# [GIVEN TASK]
Copy the data that follows exactly. Include no pictures.
***** INPUT *****
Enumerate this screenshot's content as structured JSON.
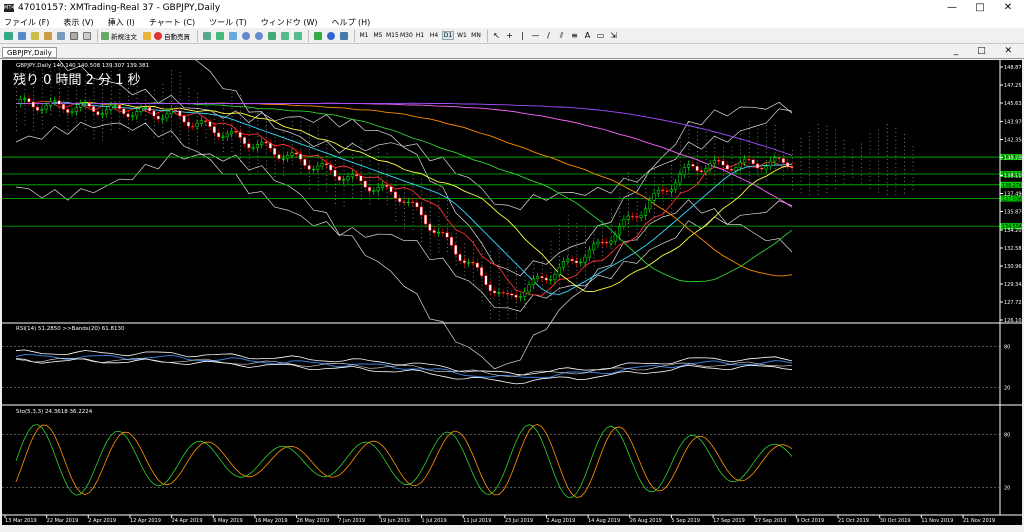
{
  "window": {
    "title": "47010157: XMTrading-Real 37 - GBPJPY,Daily",
    "minimize": "—",
    "maximize": "□",
    "close": "✕"
  },
  "menu": [
    "ファイル (F)",
    "表示 (V)",
    "挿入 (I)",
    "チャート (C)",
    "ツール (T)",
    "ウィンドウ (W)",
    "ヘルプ (H)"
  ],
  "toolbar": {
    "new_order": "新規注文",
    "auto_trade": "自動売買",
    "timeframes": [
      "M1",
      "M5",
      "M15",
      "M30",
      "H1",
      "H4",
      "D1",
      "W1",
      "MN"
    ],
    "selected_timeframe": "D1",
    "text_tool": "A"
  },
  "chart_tab": "GBPJPY,Daily",
  "mdi_controls": "_ □ ✕",
  "main_panel": {
    "header": "GBPJPY,Daily  140.140 140.508 139.307 139.381",
    "countdown": "残り 0 時間 2 分 1 秒",
    "price_labels": [
      "148.875",
      "147.255",
      "145.635",
      "143.970",
      "142.350",
      "140.730",
      "139.110",
      "137.490",
      "135.870",
      "134.205",
      "132.585",
      "130.965",
      "129.345",
      "127.725",
      "126.105"
    ],
    "level_labels": [
      "140.771",
      "139.243",
      "138.274",
      "137.038",
      "134.554"
    ]
  },
  "rsi_panel": {
    "header": "RSI(14) 51.2850   >>Bands(20) 61.8130",
    "levels": [
      "80",
      "20"
    ]
  },
  "stoch_panel": {
    "header": "Sto(5,3,3) 24.3618 36.2224",
    "levels": [
      "80",
      "20"
    ]
  },
  "dates": [
    "13 Mar 2019",
    "22 Mar 2019",
    "2 Apr 2019",
    "12 Apr 2019",
    "24 Apr 2019",
    "6 May 2019",
    "16 May 2019",
    "28 May 2019",
    "7 Jun 2019",
    "19 Jun 2019",
    "1 Jul 2019",
    "11 Jul 2019",
    "23 Jul 2019",
    "2 Aug 2019",
    "14 Aug 2019",
    "26 Aug 2019",
    "5 Sep 2019",
    "17 Sep 2019",
    "27 Sep 2019",
    "9 Oct 2019",
    "21 Oct 2019",
    "30 Oct 2019",
    "11 Nov 2019",
    "21 Nov 2019"
  ],
  "colors": {
    "bg": "#000000",
    "up": "#00ff00",
    "down": "#ff0000",
    "cloud": "#ffffff",
    "level": "#00c000",
    "label_bg": "#00cc00"
  }
}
*****
# [RESULT FOR THIS EXERCISE]
Enumerate this screenshot's content as structured JSON.
{
  "window": {
    "title": "47010157: XMTrading-Real 37 - GBPJPY,Daily",
    "minimize": "—",
    "maximize": "□",
    "close": "✕"
  },
  "menu": [
    "ファイル (F)",
    "表示 (V)",
    "挿入 (I)",
    "チャート (C)",
    "ツール (T)",
    "ウィンドウ (W)",
    "ヘルプ (H)"
  ],
  "toolbar": {
    "new_order": "新規注文",
    "auto_trade": "自動売買",
    "timeframes": [
      "M1",
      "M5",
      "M15",
      "M30",
      "H1",
      "H4",
      "D1",
      "W1",
      "MN"
    ],
    "selected_timeframe": "D1",
    "text_tool": "A"
  },
  "chart_tab": "GBPJPY,Daily",
  "mdi_controls": "_ □ ✕",
  "main_panel": {
    "header": "GBPJPY,Daily  140.140 140.508 139.307 139.381",
    "countdown": "残り 0 時間 2 分 1 秒",
    "price_labels": [
      "148.875",
      "147.255",
      "145.635",
      "143.970",
      "142.350",
      "140.730",
      "139.110",
      "137.490",
      "135.870",
      "134.205",
      "132.585",
      "130.965",
      "129.345",
      "127.725",
      "126.105"
    ],
    "level_labels": [
      "140.771",
      "139.243",
      "138.274",
      "137.038",
      "134.554"
    ]
  },
  "rsi_panel": {
    "header": "RSI(14) 51.2850   >>Bands(20) 61.8130",
    "levels": [
      "80",
      "20"
    ]
  },
  "stoch_panel": {
    "header": "Sto(5,3,3) 24.3618 36.2224",
    "levels": [
      "80",
      "20"
    ]
  },
  "dates": [
    "13 Mar 2019",
    "22 Mar 2019",
    "2 Apr 2019",
    "12 Apr 2019",
    "24 Apr 2019",
    "6 May 2019",
    "16 May 2019",
    "28 May 2019",
    "7 Jun 2019",
    "19 Jun 2019",
    "1 Jul 2019",
    "11 Jul 2019",
    "23 Jul 2019",
    "2 Aug 2019",
    "14 Aug 2019",
    "26 Aug 2019",
    "5 Sep 2019",
    "17 Sep 2019",
    "27 Sep 2019",
    "9 Oct 2019",
    "21 Oct 2019",
    "30 Oct 2019",
    "11 Nov 2019",
    "21 Nov 2019"
  ],
  "colors": {
    "bg": "#000000",
    "up": "#00ff00",
    "down": "#ff0000",
    "cloud": "#ffffff",
    "level": "#00c000",
    "label_bg": "#00cc00"
  }
}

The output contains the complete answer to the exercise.